[Data for the task start]
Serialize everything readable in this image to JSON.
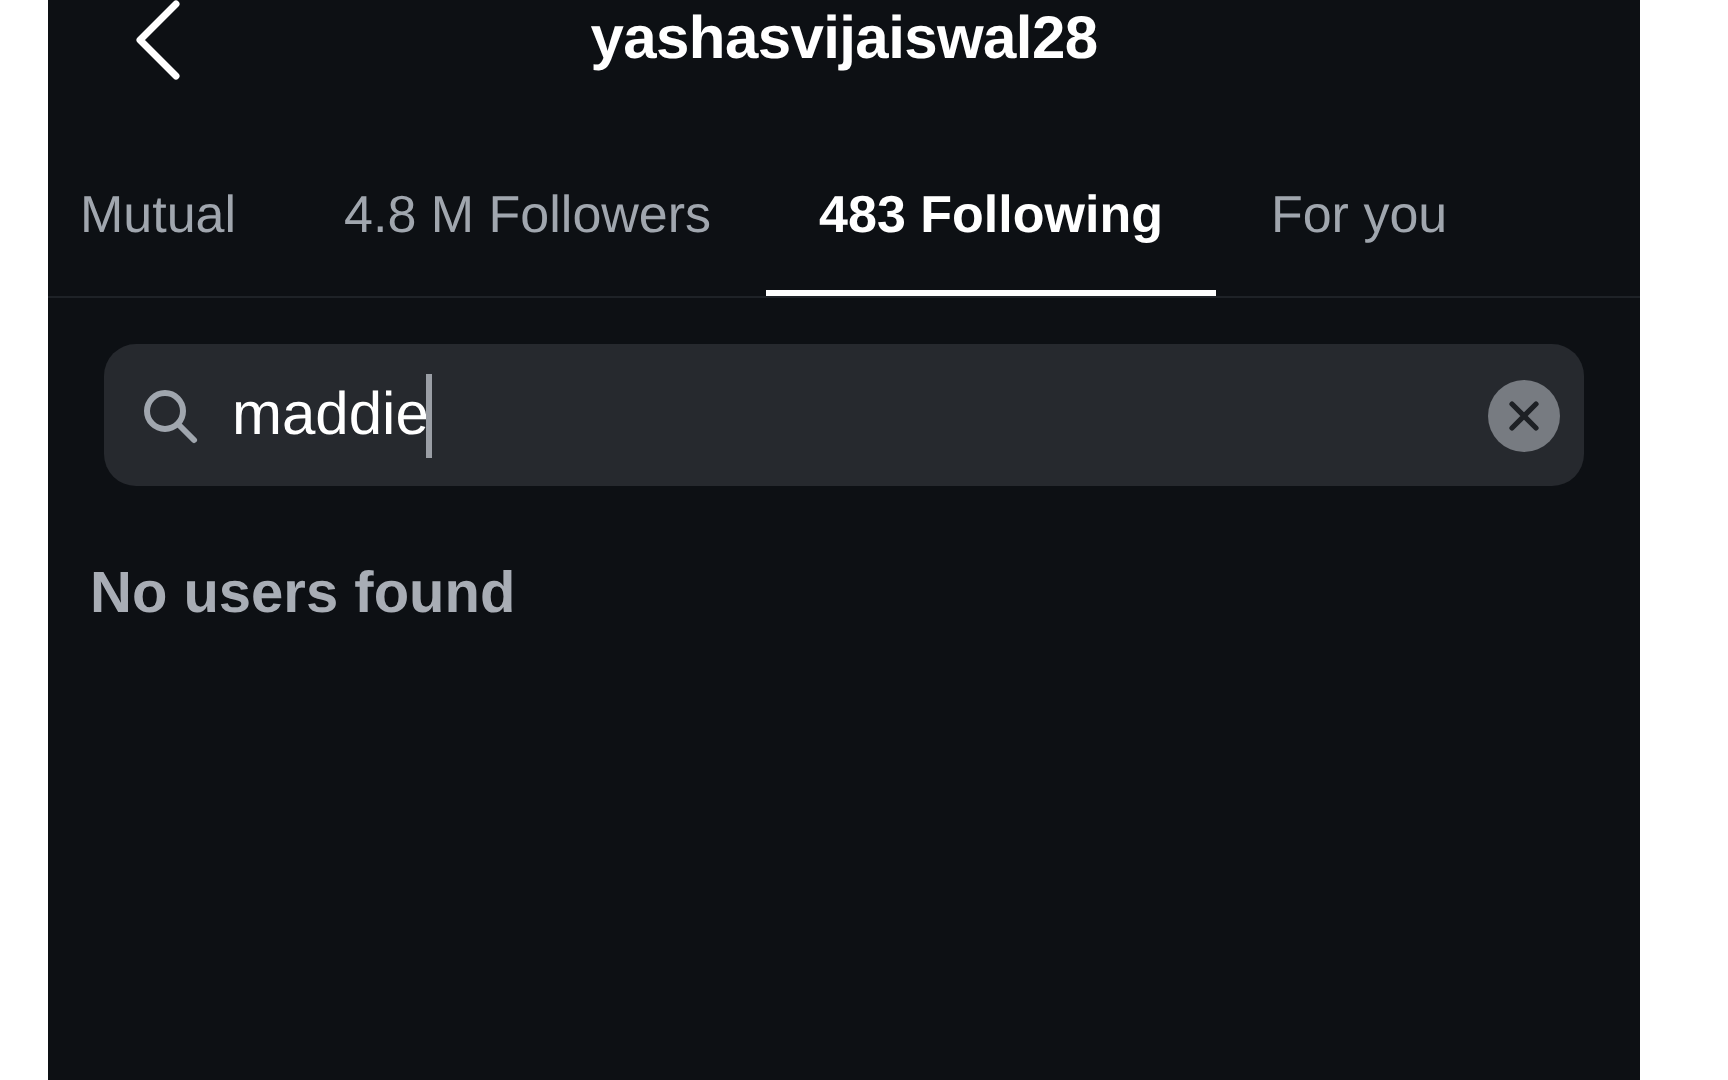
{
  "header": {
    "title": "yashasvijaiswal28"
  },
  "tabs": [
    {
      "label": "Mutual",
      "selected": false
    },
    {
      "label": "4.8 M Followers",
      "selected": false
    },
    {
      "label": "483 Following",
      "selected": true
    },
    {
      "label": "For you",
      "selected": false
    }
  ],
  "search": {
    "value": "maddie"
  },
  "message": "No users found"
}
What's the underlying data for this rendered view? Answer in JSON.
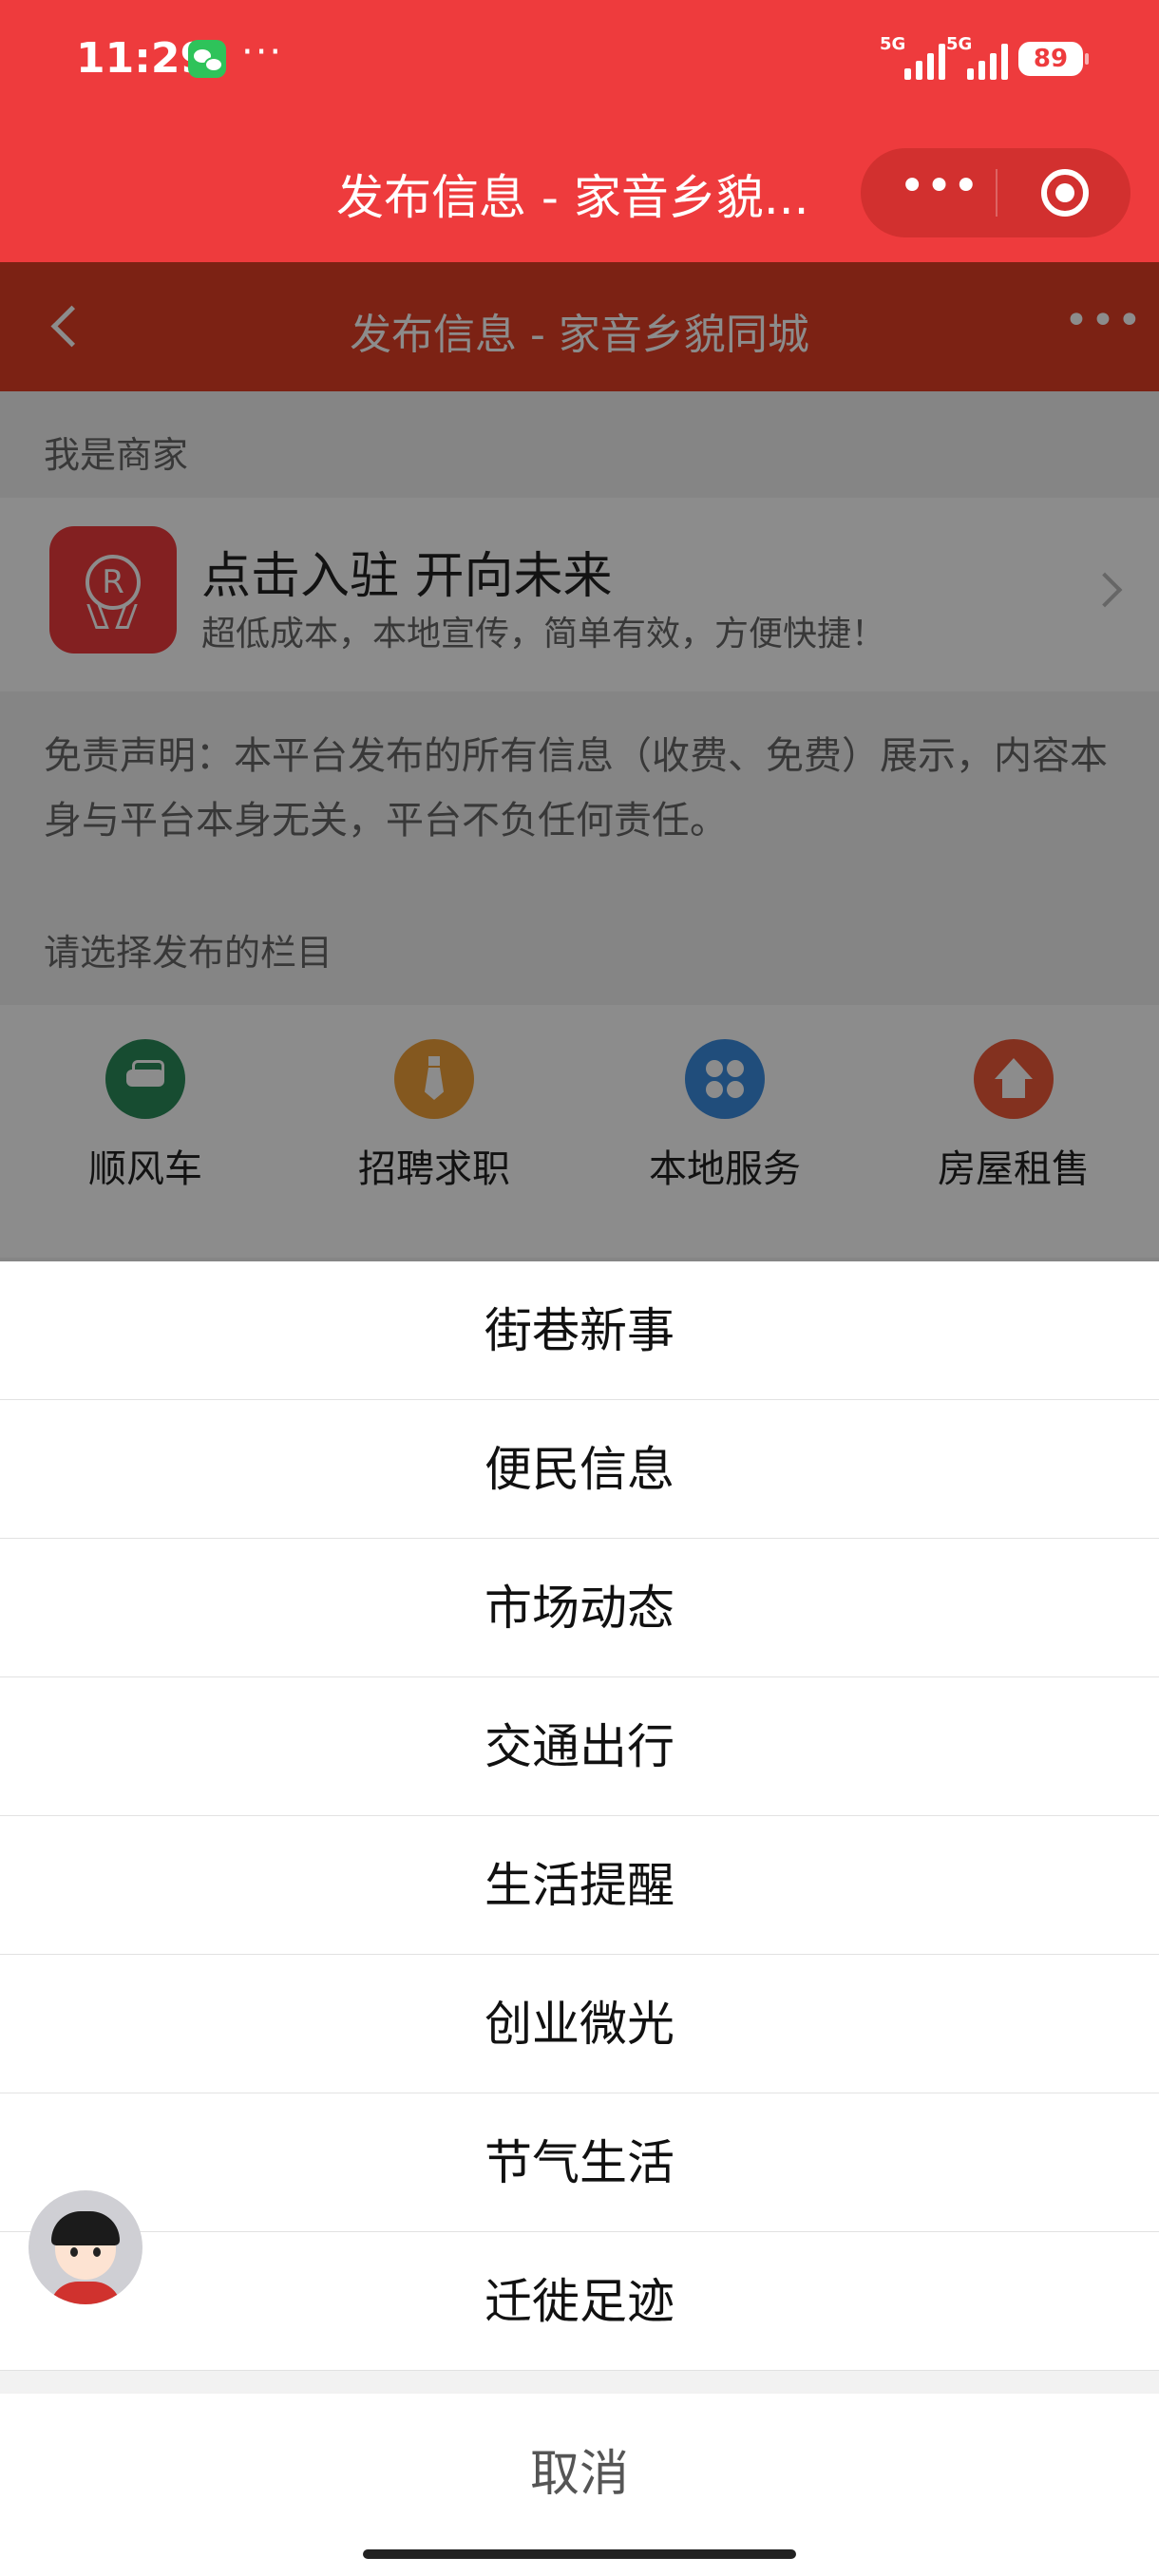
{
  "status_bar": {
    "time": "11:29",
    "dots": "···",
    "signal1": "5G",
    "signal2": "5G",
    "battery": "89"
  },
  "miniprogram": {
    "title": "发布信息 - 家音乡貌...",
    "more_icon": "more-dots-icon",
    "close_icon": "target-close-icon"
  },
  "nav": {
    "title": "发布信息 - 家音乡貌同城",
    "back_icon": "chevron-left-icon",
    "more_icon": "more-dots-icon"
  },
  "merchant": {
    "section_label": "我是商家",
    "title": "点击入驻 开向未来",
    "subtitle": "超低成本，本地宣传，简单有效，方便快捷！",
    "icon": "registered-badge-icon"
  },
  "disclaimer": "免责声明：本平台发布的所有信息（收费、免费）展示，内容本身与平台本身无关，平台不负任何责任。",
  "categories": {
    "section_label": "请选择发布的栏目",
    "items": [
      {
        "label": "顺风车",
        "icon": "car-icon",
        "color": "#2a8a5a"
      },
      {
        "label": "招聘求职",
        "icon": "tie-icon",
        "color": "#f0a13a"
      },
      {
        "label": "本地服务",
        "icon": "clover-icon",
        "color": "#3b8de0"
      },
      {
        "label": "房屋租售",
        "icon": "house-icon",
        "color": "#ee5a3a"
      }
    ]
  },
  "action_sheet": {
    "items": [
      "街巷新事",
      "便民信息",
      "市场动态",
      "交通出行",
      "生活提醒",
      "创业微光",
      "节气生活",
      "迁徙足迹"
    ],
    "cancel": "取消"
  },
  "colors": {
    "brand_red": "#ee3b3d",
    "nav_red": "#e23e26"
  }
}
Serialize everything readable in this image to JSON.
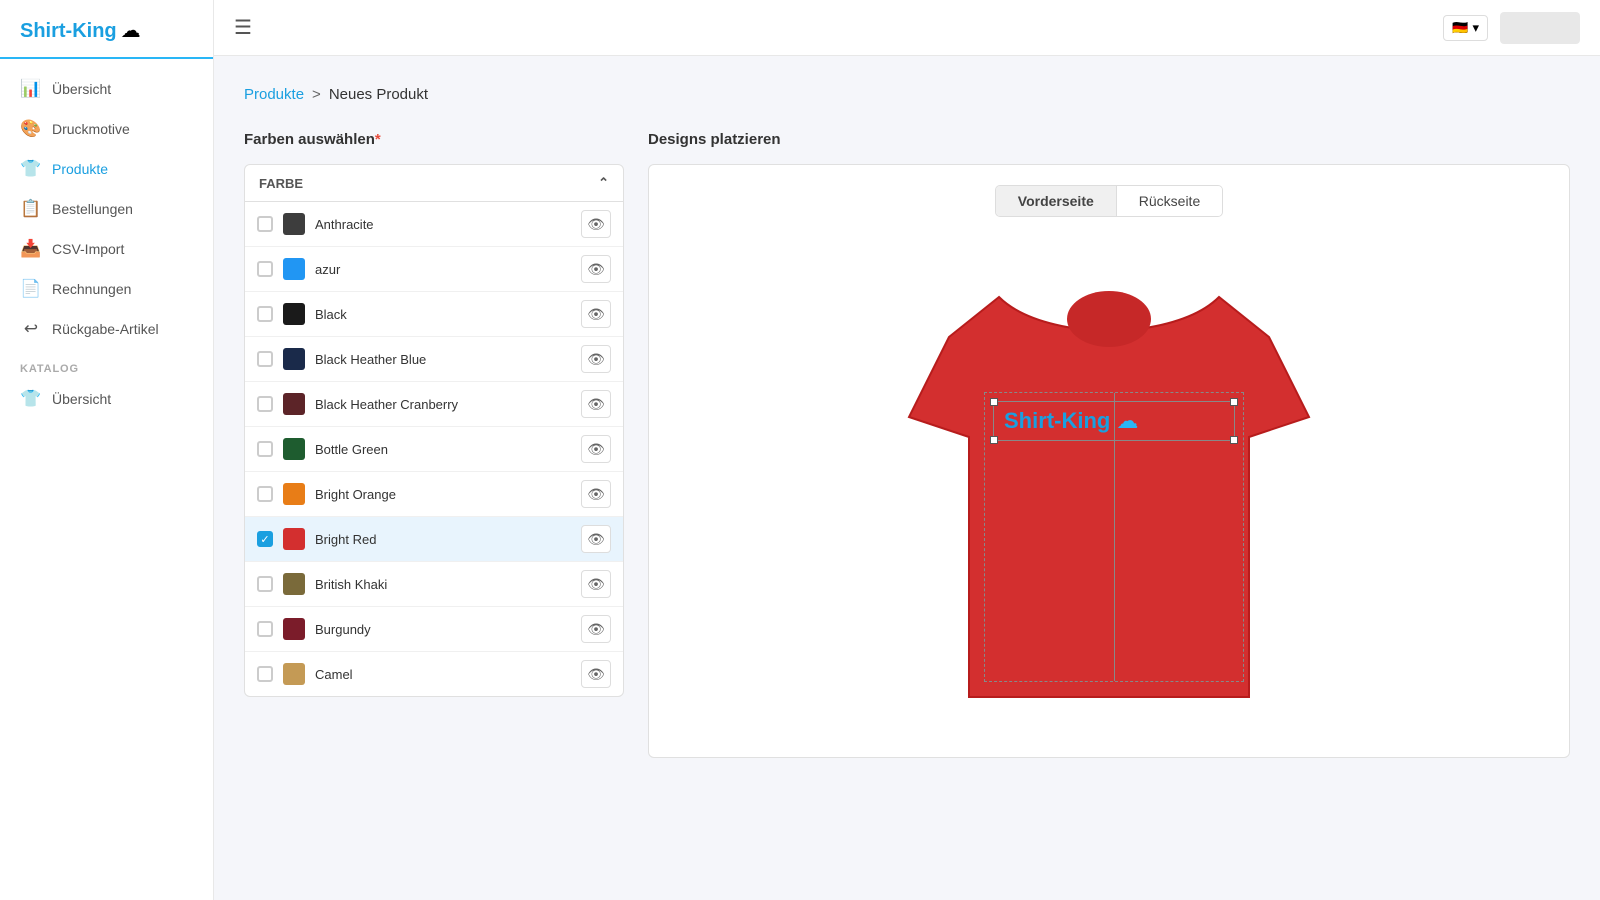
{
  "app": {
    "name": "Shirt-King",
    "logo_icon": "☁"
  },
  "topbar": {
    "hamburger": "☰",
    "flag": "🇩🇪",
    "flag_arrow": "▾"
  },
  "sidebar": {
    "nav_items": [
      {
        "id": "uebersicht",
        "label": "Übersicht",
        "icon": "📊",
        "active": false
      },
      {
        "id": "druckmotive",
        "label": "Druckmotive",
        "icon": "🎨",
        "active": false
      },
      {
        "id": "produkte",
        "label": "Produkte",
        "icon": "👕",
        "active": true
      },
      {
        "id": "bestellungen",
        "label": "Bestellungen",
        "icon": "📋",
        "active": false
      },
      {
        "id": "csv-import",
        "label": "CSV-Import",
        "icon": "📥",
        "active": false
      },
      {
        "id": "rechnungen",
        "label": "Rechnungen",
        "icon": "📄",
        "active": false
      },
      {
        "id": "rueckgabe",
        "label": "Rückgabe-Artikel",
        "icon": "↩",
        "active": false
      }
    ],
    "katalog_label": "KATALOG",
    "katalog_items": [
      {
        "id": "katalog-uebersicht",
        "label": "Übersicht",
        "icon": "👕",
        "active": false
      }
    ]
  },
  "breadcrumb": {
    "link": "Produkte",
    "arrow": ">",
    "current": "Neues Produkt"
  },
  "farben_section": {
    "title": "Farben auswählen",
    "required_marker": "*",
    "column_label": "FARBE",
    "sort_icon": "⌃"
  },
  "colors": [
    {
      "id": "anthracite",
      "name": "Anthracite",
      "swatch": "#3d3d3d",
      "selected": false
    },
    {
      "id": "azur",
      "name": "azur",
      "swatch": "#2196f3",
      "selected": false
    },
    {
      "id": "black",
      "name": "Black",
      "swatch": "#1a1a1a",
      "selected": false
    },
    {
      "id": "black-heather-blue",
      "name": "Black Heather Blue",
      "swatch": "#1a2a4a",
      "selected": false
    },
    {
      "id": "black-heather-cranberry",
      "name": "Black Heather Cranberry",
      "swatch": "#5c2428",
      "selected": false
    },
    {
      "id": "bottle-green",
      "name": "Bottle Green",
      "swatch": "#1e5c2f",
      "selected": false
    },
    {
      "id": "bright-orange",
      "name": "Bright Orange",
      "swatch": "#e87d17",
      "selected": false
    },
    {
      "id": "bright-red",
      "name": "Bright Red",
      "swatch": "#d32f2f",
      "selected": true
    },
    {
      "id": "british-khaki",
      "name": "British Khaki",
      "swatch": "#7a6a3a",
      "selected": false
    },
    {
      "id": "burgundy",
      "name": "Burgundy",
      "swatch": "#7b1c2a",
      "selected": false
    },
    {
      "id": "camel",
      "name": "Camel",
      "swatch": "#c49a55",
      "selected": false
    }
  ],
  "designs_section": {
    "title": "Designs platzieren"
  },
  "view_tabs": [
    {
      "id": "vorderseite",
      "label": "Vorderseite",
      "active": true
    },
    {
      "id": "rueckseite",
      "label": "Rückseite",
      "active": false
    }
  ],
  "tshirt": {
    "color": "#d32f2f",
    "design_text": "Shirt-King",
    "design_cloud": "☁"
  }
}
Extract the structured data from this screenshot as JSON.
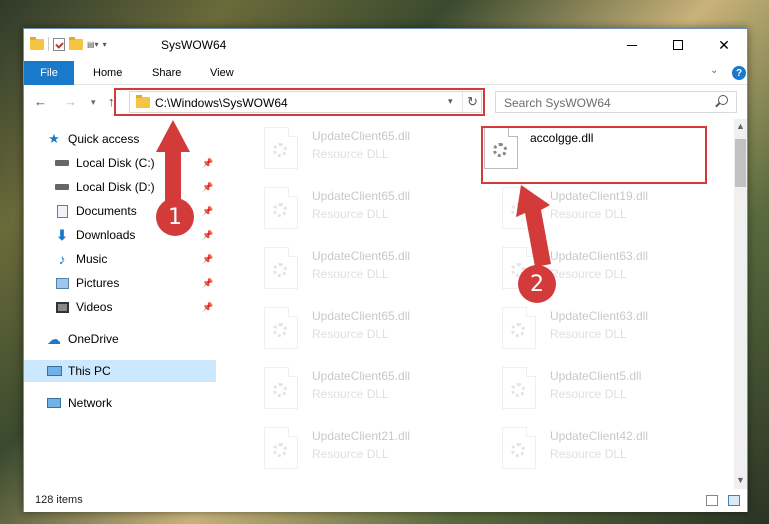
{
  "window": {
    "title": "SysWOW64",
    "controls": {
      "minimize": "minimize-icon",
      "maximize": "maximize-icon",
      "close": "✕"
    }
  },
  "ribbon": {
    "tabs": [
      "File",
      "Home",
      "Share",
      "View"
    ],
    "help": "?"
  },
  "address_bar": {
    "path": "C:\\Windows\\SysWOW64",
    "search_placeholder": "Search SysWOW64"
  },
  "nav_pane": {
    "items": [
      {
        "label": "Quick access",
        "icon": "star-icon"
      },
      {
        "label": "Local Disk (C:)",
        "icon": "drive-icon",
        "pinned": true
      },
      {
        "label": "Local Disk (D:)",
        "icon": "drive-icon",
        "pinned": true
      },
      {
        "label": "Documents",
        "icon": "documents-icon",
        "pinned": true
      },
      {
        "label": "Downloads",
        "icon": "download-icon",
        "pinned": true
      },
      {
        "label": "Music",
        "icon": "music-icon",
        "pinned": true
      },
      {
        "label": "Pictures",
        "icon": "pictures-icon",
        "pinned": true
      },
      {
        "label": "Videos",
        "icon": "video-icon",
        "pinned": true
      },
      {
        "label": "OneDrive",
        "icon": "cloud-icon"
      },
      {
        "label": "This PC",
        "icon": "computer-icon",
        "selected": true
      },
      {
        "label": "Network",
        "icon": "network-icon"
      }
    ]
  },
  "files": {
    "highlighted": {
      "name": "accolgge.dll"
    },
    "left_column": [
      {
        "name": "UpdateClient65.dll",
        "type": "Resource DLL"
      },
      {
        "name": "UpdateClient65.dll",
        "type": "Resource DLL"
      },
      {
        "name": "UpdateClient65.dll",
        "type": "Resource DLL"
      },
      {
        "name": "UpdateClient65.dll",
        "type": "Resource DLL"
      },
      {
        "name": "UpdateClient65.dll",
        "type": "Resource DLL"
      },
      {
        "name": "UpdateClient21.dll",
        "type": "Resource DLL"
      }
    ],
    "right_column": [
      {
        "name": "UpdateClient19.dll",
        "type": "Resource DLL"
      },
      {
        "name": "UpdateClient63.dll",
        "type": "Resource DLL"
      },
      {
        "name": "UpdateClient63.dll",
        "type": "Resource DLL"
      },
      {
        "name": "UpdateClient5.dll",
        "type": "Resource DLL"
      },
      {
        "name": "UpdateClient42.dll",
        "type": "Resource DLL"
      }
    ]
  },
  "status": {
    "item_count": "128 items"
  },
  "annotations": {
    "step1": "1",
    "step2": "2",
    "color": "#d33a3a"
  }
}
[Data for the task end]
[Exercise goal] Copy each line of the entries that includes the word "uebersicht".

[Solution below]
        "id": "uebersicht",
        "id": "katalog-uebersicht",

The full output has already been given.